- _Your instructions_
Report the count of lines where the string "prefix" appears, and nothing else.
### Records for the exercise ###
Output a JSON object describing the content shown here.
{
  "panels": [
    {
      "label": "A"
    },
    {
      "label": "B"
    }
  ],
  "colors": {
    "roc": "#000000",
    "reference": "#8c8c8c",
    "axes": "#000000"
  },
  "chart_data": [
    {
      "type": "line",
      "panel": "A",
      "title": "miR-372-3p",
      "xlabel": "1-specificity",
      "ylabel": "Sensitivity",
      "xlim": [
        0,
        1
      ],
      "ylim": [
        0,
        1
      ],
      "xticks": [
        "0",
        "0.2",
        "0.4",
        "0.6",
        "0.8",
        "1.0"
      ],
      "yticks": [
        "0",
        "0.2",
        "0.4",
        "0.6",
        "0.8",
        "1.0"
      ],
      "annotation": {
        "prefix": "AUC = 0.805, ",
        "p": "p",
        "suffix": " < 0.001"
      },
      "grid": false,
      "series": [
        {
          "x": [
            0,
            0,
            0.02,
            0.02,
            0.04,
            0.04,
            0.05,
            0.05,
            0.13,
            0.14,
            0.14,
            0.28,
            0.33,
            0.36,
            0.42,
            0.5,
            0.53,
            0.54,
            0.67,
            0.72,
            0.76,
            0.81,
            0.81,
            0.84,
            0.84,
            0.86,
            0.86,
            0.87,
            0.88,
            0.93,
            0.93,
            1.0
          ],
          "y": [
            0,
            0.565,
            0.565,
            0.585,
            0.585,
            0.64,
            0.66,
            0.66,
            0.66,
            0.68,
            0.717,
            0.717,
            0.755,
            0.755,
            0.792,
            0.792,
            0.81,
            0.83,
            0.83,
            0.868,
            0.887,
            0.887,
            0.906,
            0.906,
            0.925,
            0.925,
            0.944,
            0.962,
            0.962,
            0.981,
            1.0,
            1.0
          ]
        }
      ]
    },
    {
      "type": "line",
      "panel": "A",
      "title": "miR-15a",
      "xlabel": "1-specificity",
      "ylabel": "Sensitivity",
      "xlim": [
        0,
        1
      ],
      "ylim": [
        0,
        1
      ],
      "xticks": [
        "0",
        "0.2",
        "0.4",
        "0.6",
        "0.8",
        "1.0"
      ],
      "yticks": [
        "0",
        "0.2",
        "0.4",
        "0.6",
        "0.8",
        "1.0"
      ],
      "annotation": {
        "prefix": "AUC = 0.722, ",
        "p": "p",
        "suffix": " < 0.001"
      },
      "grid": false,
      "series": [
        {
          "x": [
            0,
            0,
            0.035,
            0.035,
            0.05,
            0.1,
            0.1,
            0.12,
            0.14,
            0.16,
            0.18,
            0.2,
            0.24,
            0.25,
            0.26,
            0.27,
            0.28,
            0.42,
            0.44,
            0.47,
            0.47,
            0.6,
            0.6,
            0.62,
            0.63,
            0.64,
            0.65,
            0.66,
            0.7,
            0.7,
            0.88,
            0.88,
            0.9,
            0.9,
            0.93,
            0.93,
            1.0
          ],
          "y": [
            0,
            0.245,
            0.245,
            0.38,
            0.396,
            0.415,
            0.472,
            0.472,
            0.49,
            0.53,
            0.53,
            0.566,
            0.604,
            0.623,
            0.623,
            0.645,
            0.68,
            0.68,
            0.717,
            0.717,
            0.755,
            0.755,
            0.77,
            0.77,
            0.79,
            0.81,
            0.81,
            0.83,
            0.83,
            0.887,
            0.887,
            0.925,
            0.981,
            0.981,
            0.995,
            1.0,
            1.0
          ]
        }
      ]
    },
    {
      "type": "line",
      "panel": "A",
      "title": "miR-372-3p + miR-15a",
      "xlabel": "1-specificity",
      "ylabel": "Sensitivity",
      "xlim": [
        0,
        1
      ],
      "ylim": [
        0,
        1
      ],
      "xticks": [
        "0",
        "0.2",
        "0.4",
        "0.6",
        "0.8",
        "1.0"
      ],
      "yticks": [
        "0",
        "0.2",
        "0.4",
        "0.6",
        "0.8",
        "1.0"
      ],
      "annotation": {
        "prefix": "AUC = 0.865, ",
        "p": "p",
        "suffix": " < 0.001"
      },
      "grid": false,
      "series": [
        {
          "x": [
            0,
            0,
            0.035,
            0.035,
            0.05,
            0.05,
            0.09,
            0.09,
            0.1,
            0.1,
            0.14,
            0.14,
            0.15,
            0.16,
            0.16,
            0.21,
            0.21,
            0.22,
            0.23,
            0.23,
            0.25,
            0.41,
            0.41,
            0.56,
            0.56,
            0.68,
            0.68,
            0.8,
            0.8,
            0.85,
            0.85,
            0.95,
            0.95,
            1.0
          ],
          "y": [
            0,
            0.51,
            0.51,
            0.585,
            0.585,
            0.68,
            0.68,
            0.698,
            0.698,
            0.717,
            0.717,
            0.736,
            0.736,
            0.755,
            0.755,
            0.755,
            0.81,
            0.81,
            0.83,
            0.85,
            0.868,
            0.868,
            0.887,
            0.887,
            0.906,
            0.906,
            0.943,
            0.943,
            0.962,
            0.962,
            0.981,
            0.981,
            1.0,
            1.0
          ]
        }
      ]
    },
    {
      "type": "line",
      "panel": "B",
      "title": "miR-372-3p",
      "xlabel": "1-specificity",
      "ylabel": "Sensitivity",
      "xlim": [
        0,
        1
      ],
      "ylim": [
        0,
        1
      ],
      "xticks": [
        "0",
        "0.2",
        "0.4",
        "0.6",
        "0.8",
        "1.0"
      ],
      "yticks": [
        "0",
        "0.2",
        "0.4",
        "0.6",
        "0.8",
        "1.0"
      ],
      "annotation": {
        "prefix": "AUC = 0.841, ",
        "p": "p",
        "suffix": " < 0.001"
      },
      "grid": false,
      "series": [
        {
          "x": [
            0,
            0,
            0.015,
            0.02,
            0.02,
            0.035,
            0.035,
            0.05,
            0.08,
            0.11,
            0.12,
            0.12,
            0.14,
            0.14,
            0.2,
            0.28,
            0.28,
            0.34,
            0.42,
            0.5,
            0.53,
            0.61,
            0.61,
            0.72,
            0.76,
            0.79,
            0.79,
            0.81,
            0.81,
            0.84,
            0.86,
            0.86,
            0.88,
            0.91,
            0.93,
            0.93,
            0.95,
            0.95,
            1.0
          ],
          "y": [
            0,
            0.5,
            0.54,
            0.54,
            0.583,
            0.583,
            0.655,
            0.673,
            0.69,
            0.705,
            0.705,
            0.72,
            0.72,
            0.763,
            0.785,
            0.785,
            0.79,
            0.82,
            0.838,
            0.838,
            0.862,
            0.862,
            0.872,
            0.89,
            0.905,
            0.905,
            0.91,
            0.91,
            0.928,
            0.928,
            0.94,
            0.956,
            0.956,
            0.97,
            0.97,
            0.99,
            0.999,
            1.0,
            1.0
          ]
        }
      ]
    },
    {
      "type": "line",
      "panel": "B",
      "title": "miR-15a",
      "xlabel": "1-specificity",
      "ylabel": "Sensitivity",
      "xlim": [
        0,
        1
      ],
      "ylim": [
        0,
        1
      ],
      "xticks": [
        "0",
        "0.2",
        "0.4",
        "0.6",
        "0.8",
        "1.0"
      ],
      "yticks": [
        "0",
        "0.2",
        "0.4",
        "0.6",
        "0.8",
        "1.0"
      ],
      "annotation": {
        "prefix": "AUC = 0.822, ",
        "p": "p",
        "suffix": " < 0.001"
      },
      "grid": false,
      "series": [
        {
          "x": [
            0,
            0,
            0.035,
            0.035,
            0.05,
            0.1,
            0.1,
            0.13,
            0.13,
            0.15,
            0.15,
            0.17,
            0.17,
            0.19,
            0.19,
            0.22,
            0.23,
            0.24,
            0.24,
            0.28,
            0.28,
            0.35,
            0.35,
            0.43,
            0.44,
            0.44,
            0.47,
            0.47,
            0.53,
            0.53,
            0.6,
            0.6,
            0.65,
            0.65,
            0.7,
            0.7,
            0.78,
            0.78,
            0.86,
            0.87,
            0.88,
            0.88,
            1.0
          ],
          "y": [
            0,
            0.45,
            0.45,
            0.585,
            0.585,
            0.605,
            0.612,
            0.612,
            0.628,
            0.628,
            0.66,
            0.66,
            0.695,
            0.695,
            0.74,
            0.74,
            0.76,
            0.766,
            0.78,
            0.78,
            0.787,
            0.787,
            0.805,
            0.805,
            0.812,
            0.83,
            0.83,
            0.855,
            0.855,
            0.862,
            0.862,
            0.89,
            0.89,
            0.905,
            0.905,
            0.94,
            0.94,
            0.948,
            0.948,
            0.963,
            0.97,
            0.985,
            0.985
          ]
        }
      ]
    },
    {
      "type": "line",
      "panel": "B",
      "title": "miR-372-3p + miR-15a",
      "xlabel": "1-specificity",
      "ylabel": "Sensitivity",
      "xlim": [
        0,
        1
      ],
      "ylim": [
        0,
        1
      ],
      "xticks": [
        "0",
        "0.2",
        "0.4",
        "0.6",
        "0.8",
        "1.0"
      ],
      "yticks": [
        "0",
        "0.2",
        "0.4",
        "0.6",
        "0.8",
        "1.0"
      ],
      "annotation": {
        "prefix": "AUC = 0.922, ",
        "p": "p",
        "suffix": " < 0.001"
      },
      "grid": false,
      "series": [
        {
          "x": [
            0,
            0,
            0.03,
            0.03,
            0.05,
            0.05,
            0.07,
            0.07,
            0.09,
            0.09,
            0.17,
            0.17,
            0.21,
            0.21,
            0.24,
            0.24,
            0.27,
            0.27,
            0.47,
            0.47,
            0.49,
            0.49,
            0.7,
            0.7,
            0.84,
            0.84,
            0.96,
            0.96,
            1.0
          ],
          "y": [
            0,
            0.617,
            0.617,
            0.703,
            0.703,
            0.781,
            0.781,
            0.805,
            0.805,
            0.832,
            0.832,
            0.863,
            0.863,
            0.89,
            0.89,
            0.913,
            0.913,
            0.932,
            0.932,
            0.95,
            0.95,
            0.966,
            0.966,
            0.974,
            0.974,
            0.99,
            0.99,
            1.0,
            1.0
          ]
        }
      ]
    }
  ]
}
###
- _The reply_
6